> Directive: Below is a set of records; restate each one word for word.

> Records for this task:
::::
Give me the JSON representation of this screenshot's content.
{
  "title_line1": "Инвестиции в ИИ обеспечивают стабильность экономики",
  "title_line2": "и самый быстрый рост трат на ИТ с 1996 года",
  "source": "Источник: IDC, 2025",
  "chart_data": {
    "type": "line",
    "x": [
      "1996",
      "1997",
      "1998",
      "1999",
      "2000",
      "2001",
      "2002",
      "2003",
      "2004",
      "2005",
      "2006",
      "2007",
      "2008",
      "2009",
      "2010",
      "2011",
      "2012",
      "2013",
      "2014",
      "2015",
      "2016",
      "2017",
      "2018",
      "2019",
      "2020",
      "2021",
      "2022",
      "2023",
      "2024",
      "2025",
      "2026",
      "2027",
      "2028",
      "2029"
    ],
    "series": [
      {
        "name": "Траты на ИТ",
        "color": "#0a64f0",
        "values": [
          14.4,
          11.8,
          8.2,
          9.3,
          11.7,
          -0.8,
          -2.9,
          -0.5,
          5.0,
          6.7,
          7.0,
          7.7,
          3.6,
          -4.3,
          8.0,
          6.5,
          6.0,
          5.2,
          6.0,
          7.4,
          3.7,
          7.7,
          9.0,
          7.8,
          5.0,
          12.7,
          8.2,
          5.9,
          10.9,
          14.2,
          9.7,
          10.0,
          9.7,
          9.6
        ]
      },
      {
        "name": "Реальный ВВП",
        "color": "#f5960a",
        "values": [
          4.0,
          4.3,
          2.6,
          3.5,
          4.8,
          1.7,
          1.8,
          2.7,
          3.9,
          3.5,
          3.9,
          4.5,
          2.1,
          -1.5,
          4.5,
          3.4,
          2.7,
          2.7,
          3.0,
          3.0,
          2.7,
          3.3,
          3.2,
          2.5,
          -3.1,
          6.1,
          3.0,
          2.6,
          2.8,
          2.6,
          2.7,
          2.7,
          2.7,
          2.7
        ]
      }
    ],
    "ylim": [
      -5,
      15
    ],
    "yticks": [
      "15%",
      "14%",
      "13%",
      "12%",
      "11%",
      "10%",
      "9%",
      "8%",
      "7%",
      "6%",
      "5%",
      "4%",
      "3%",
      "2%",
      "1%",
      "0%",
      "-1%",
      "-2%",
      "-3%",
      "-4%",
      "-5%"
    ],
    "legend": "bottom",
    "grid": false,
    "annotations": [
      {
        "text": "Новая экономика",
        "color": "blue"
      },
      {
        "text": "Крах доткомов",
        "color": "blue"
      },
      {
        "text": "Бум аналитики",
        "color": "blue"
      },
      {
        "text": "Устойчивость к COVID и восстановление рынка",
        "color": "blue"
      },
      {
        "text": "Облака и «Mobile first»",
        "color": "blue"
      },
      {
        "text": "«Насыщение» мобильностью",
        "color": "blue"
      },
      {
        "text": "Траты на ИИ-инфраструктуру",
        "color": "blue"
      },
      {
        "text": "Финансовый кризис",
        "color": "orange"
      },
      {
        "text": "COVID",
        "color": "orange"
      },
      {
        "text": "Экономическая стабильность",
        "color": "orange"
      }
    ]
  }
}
::::
> Answer to this problem:
Give me the JSON representation of this screenshot's content.
{
  "title_line1": "Инвестиции в ИИ обеспечивают стабильность экономики",
  "title_line2": "и самый быстрый рост трат на ИТ с 1996 года",
  "source": "Источник: IDC, 2025",
  "chart_data": {
    "type": "line",
    "x": [
      "1996",
      "1997",
      "1998",
      "1999",
      "2000",
      "2001",
      "2002",
      "2003",
      "2004",
      "2005",
      "2006",
      "2007",
      "2008",
      "2009",
      "2010",
      "2011",
      "2012",
      "2013",
      "2014",
      "2015",
      "2016",
      "2017",
      "2018",
      "2019",
      "2020",
      "2021",
      "2022",
      "2023",
      "2024",
      "2025",
      "2026",
      "2027",
      "2028",
      "2029"
    ],
    "series": [
      {
        "name": "Траты на ИТ",
        "color": "#0a64f0",
        "values": [
          14.4,
          11.8,
          8.2,
          9.3,
          11.7,
          -0.8,
          -2.9,
          -0.5,
          5.0,
          6.7,
          7.0,
          7.7,
          3.6,
          -4.3,
          8.0,
          6.5,
          6.0,
          5.2,
          6.0,
          7.4,
          3.7,
          7.7,
          9.0,
          7.8,
          5.0,
          12.7,
          8.2,
          5.9,
          10.9,
          14.2,
          9.7,
          10.0,
          9.7,
          9.6
        ]
      },
      {
        "name": "Реальный ВВП",
        "color": "#f5960a",
        "values": [
          4.0,
          4.3,
          2.6,
          3.5,
          4.8,
          1.7,
          1.8,
          2.7,
          3.9,
          3.5,
          3.9,
          4.5,
          2.1,
          -1.5,
          4.5,
          3.4,
          2.7,
          2.7,
          3.0,
          3.0,
          2.7,
          3.3,
          3.2,
          2.5,
          -3.1,
          6.1,
          3.0,
          2.6,
          2.8,
          2.6,
          2.7,
          2.7,
          2.7,
          2.7
        ]
      }
    ],
    "ylim": [
      -5,
      15
    ],
    "yticks": [
      "15%",
      "14%",
      "13%",
      "12%",
      "11%",
      "10%",
      "9%",
      "8%",
      "7%",
      "6%",
      "5%",
      "4%",
      "3%",
      "2%",
      "1%",
      "0%",
      "-1%",
      "-2%",
      "-3%",
      "-4%",
      "-5%"
    ],
    "legend": "bottom",
    "grid": false,
    "annotations": [
      {
        "text": "Новая экономика",
        "color": "blue"
      },
      {
        "text": "Крах доткомов",
        "color": "blue"
      },
      {
        "text": "Бум аналитики",
        "color": "blue"
      },
      {
        "text": "Устойчивость к COVID и восстановление рынка",
        "color": "blue"
      },
      {
        "text": "Облака и «Mobile first»",
        "color": "blue"
      },
      {
        "text": "«Насыщение» мобильностью",
        "color": "blue"
      },
      {
        "text": "Траты на ИИ-инфраструктуру",
        "color": "blue"
      },
      {
        "text": "Финансовый кризис",
        "color": "orange"
      },
      {
        "text": "COVID",
        "color": "orange"
      },
      {
        "text": "Экономическая стабильность",
        "color": "orange"
      }
    ]
  }
}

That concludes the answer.